- **AUFGABEN UND FRAGEN**
1) Schreiben Sie aus dem Text über Speichermedien den Abschnitt wortgetreu ab, der mit den Worten "Engstfeld: Von der" beginnt und mit "Strom und Transport." endet.
2) Beantworten Sie anhand des Textes über Speichermedien folgende Fragen:
(a) In welcher Stadt befindet sich die Sony-Fabrik, die von der Naturkatastrophe in Japan besonders betroffen war?
(b) Seit welchem Monat liegt die Produktionskapazität für Professional Discs wieder bei 100 %?
(c) In welchem Land ist es zu der Flutkatastrophe gekommen, seit der die Preise für Festplatten anziehen?

- **LESETEXT**
%%

Band, Disc oder Karte?
film-tv-video.de hat im Gespräch mit Michael Engstfeld von Sony MPE die Trends und Tendenzen bei aktuellen Speichermedien ausgelotet.
Wie anfällig viele Wirtschaftskreisläufe sind, das zeigte sich 2011 zweifach: In Folge des Tsunamis und des Atomunfalls von Fukushima in Japan wurden plötzlich HDCAM-SR-Bänder und Professional Discs knapp. Seit der Flutkatastrophe in Thailand ziehen die Preise für Festplatten an und es sind in Thailand auch andere Bereiche der Elektronikfertigung betroffen. In solchen Situationen wird schlagartig klar, welch wichtige Rolle Speichermedien spielen.
film-tv-video.de sprach mit Michael Engstfeld von Sony MPE Professional Media, dem Speichermedienbereich von Sony, über aktuelle Bezüge und Perspektiven in diesem Bereich.
Wie ist der aktuelle Stand der Produktion von Bändern und Professional Discs in Japan? Nähert sich Sony hier dem Stand von vor der Tsunami-Katastrophe wieder an?
Engstfeld: Von der Naturkatastrophe in Japan war bei Sony eine Fabrik in Sendai besonders betroffen. Dort werden sowohl Magnetbänder hergestellt, wie auch Storage Devices und Blu-rays Discs. Unter anderem kommen die Sony-Speichermedien für die Formate Digital Betacam, HDCAM und HDCAM SR, aber auch IMX, DAT und LTO von dort. Die Aufräumarbeiten in Sendai gingen — gemessen am Grad der Verwüstung — recht schnell voran und die Produktion läuft mittlerweile wieder. Konfektioniert werden die Produkte ohnehin in einer anderen Fabrik, die nicht direkt von der Katastrophe betroffen war, aber mit Infrastrukturproblemen zu kämpfen hatte, etwa beim Strom und Transport.
Seit Juli sind wir wieder bei 100 % der Produktionskapazität für Professional Discs und wir können die benötigten Volumina produzieren und liefern. Bei den SxS-Speicherkarten waren wir schon im Juni soweit. Das gleiche gilt für die DV-basierten Medien wie DVCAM– und HDV-Kassetten, denn diese metallbedampften Tapes werden in einer Fabrik hergestellt, die vom Tsunami nicht betroffen war.

%%

Anmerkungen zu Seitenelementen
%%

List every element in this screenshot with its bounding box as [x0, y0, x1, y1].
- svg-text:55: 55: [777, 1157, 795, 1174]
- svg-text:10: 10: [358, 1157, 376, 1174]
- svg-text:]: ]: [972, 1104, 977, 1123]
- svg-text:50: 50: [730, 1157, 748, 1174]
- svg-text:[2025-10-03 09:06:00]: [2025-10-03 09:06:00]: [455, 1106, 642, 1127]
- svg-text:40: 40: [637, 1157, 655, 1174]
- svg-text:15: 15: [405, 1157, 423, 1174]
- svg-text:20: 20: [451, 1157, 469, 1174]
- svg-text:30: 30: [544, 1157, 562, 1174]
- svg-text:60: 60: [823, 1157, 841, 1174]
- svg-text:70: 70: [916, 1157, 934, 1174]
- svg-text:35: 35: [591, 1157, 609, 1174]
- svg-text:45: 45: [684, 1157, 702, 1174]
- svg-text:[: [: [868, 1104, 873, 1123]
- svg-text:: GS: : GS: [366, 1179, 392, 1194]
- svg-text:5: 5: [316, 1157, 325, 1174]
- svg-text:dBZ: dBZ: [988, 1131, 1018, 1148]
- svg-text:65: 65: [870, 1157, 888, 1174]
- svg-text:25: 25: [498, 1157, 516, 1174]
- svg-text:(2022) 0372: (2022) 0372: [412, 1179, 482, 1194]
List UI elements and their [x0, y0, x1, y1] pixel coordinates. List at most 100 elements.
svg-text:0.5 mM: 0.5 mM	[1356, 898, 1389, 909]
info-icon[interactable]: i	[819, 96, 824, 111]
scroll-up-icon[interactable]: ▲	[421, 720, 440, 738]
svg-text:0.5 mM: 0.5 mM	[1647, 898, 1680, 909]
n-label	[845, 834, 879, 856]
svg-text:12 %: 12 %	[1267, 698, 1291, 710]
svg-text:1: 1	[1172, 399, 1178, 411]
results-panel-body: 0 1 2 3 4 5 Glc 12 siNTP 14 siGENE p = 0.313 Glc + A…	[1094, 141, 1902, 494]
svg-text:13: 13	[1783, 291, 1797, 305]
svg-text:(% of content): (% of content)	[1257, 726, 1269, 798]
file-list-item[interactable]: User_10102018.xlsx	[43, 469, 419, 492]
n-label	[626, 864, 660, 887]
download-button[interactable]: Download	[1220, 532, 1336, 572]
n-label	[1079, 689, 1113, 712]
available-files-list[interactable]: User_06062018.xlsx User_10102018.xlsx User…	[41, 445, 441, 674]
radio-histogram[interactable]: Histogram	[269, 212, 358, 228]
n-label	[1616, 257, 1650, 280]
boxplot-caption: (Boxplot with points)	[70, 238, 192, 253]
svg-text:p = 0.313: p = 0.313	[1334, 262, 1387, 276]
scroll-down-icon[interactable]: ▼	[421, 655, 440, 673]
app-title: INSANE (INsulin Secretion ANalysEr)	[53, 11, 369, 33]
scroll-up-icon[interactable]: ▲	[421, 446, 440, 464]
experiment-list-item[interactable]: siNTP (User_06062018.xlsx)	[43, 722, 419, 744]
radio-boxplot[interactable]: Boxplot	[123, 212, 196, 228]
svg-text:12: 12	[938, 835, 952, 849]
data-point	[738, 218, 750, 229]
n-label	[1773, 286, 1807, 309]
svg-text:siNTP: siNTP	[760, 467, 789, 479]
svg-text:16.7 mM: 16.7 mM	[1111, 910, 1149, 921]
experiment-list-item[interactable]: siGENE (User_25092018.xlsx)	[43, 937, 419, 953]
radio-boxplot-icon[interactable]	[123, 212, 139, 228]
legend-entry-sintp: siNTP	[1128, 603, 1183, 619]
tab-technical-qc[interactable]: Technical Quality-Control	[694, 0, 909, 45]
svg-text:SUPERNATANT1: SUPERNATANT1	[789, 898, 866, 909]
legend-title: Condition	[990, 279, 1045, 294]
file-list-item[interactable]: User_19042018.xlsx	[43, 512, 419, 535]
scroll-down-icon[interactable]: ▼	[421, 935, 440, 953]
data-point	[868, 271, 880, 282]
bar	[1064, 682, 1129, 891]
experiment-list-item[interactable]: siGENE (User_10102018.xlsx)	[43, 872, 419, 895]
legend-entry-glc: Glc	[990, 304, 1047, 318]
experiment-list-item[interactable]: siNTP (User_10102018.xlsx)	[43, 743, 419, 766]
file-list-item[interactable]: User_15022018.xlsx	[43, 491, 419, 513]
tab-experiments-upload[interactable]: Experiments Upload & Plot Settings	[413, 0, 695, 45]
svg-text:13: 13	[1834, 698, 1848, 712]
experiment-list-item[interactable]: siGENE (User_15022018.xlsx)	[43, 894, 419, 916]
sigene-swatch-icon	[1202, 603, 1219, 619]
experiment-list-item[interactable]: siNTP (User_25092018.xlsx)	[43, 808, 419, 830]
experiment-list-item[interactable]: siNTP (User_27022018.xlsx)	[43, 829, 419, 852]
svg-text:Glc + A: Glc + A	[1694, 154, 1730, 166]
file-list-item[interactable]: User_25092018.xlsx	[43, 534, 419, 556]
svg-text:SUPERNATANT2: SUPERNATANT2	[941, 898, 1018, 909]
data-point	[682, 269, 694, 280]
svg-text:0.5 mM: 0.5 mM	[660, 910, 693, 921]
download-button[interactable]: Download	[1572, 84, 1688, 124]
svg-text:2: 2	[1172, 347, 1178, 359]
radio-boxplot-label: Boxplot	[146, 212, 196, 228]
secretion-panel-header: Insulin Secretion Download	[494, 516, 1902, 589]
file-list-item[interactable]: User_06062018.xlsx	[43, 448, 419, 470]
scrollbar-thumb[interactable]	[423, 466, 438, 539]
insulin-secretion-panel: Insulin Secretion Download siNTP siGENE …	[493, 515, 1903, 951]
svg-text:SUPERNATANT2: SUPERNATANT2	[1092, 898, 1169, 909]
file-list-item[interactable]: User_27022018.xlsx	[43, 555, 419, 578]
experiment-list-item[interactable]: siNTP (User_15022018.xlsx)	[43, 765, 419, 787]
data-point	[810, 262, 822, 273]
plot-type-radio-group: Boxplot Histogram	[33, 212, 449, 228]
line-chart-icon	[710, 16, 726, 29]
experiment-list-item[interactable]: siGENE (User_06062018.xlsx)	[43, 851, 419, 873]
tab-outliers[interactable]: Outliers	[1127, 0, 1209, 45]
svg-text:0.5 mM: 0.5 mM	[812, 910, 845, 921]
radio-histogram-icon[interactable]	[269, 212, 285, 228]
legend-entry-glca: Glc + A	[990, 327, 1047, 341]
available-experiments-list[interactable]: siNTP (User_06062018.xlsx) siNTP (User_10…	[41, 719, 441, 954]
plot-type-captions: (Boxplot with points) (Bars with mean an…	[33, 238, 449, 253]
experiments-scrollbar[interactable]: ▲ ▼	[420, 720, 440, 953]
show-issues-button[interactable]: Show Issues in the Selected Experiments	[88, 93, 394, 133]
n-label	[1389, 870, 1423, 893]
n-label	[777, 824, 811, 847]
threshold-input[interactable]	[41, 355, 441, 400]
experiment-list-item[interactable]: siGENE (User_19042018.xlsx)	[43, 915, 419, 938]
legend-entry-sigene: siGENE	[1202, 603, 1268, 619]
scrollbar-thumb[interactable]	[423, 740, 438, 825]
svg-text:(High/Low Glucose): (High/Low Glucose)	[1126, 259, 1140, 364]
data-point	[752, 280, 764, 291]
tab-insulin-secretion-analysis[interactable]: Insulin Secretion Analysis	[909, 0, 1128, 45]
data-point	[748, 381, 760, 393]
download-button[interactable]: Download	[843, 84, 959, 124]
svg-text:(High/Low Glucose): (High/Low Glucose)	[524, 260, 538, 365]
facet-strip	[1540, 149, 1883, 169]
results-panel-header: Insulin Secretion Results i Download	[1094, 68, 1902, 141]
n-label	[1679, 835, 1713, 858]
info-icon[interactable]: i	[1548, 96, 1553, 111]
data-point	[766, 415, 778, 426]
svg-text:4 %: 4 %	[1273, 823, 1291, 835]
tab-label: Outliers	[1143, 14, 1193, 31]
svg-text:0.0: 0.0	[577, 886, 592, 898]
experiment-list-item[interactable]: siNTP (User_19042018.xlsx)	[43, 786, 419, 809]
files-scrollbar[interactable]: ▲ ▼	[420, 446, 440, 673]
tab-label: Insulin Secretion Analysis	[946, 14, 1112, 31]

%%

- **ERGEBNISSE JE AUFGABE**
1)
Engstfeld: Von der Naturkatastrophe in Japan war bei Sony eine Fabrik in Sendai besonders betroffen. Dort werden sowohl Magnetbänder hergestellt, wie auch Storage Devices und Blu-rays Discs. Unter anderem kommen die Sony-Speichermedien für die Formate Digital Betacam, HDCAM und HDCAM SR, aber auch IMX, DAT und LTO von dort. Die Aufräumarbeiten in Sendai gingen — gemessen am Grad der Verwüstung — recht schnell voran und die Produktion läuft mittlerweile wieder. Konfektioniert werden die Produkte ohnehin in einer anderen Fabrik, die nicht direkt von der Katastrophe betroffen war, aber mit Infrastrukturproblemen zu kämpfen hatte, etwa beim Strom und Transport.

2)
(a) Sendai
(b) Seit Juli
(c) Thailand